Records from a collection of figures:
──────────────────────────────

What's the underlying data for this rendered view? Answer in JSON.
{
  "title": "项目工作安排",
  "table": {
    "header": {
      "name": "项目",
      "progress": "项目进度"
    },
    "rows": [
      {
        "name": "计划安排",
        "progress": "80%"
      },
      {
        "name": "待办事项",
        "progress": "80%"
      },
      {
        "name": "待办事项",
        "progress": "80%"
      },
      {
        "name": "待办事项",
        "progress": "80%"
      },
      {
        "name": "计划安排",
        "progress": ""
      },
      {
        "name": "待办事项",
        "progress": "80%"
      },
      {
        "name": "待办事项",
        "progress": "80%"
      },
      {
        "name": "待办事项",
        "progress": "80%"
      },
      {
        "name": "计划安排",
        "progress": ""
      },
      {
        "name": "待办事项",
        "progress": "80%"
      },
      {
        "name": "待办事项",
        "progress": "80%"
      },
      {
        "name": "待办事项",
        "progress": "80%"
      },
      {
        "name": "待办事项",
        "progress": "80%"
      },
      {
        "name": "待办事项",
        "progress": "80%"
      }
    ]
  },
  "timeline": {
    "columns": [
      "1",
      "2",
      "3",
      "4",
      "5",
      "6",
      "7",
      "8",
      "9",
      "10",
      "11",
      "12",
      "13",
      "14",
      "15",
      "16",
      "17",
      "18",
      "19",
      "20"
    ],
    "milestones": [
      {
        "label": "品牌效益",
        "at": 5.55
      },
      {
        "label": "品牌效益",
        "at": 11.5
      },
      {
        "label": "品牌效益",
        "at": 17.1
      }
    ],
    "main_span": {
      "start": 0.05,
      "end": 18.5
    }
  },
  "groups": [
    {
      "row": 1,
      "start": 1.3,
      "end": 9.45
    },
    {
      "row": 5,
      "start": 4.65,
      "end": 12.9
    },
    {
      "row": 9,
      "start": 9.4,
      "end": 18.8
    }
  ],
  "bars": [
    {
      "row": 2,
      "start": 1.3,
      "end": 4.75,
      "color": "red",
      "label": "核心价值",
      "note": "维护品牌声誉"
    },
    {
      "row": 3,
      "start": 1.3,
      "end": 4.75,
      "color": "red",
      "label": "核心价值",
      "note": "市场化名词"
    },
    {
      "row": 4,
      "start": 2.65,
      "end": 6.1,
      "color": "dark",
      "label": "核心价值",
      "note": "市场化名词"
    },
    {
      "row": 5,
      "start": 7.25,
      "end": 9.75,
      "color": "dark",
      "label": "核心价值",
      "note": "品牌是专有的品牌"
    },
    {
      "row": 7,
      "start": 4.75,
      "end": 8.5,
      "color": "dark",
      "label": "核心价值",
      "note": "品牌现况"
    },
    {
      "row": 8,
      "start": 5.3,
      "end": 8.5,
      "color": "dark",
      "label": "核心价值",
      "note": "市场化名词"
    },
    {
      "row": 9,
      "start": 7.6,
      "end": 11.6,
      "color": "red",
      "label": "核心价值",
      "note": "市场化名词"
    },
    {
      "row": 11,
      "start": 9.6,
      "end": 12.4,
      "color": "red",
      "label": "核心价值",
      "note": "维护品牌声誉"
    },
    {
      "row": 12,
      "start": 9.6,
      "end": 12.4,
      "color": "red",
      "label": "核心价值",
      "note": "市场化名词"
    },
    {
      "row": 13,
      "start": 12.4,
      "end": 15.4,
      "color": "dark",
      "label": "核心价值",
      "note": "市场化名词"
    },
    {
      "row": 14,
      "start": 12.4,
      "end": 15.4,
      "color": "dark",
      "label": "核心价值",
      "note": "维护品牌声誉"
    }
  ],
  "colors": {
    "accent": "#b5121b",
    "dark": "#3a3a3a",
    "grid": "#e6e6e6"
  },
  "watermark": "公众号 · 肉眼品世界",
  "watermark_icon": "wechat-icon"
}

──────────────────────────────

_Exercise description_.
Print every entry exactly as it appears.

_Written response_.
What's the underlying data for this rendered view? Answer in JSON.
{
  "title": "项目工作安排",
  "table": {
    "header": {
      "name": "项目",
      "progress": "项目进度"
    },
    "rows": [
      {
        "name": "计划安排",
        "progress": "80%"
      },
      {
        "name": "待办事项",
        "progress": "80%"
      },
      {
        "name": "待办事项",
        "progress": "80%"
      },
      {
        "name": "待办事项",
        "progress": "80%"
      },
      {
        "name": "计划安排",
        "progress": ""
      },
      {
        "name": "待办事项",
        "progress": "80%"
      },
      {
        "name": "待办事项",
        "progress": "80%"
      },
      {
        "name": "待办事项",
        "progress": "80%"
      },
      {
        "name": "计划安排",
        "progress": ""
      },
      {
        "name": "待办事项",
        "progress": "80%"
      },
      {
        "name": "待办事项",
        "progress": "80%"
      },
      {
        "name": "待办事项",
        "progress": "80%"
      },
      {
        "name": "待办事项",
        "progress": "80%"
      },
      {
        "name": "待办事项",
        "progress": "80%"
      }
    ]
  },
  "timeline": {
    "columns": [
      "1",
      "2",
      "3",
      "4",
      "5",
      "6",
      "7",
      "8",
      "9",
      "10",
      "11",
      "12",
      "13",
      "14",
      "15",
      "16",
      "17",
      "18",
      "19",
      "20"
    ],
    "milestones": [
      {
        "label": "品牌效益",
        "at": 5.55
      },
      {
        "label": "品牌效益",
        "at": 11.5
      },
      {
        "label": "品牌效益",
        "at": 17.1
      }
    ],
    "main_span": {
      "start": 0.05,
      "end": 18.5
    }
  },
  "groups": [
    {
      "row": 1,
      "start": 1.3,
      "end": 9.45
    },
    {
      "row": 5,
      "start": 4.65,
      "end": 12.9
    },
    {
      "row": 9,
      "start": 9.4,
      "end": 18.8
    }
  ],
  "bars": [
    {
      "row": 2,
      "start": 1.3,
      "end": 4.75,
      "color": "red",
      "label": "核心价值",
      "note": "维护品牌声誉"
    },
    {
      "row": 3,
      "start": 1.3,
      "end": 4.75,
      "color": "red",
      "label": "核心价值",
      "note": "市场化名词"
    },
    {
      "row": 4,
      "start": 2.65,
      "end": 6.1,
      "color": "dark",
      "label": "核心价值",
      "note": "市场化名词"
    },
    {
      "row": 5,
      "start": 7.25,
      "end": 9.75,
      "color": "dark",
      "label": "核心价值",
      "note": "品牌是专有的品牌"
    },
    {
      "row": 7,
      "start": 4.75,
      "end": 8.5,
      "color": "dark",
      "label": "核心价值",
      "note": "品牌现况"
    },
    {
      "row": 8,
      "start": 5.3,
      "end": 8.5,
      "color": "dark",
      "label": "核心价值",
      "note": "市场化名词"
    },
    {
      "row": 9,
      "start": 7.6,
      "end": 11.6,
      "color": "red",
      "label": "核心价值",
      "note": "市场化名词"
    },
    {
      "row": 11,
      "start": 9.6,
      "end": 12.4,
      "color": "red",
      "label": "核心价值",
      "note": "维护品牌声誉"
    },
    {
      "row": 12,
      "start": 9.6,
      "end": 12.4,
      "color": "red",
      "label": "核心价值",
      "note": "市场化名词"
    },
    {
      "row": 13,
      "start": 12.4,
      "end": 15.4,
      "color": "dark",
      "label": "核心价值",
      "note": "市场化名词"
    },
    {
      "row": 14,
      "start": 12.4,
      "end": 15.4,
      "color": "dark",
      "label": "核心价值",
      "note": "维护品牌声誉"
    }
  ],
  "colors": {
    "accent": "#b5121b",
    "dark": "#3a3a3a",
    "grid": "#e6e6e6"
  },
  "watermark": "公众号 · 肉眼品世界",
  "watermark_icon": "wechat-icon"
}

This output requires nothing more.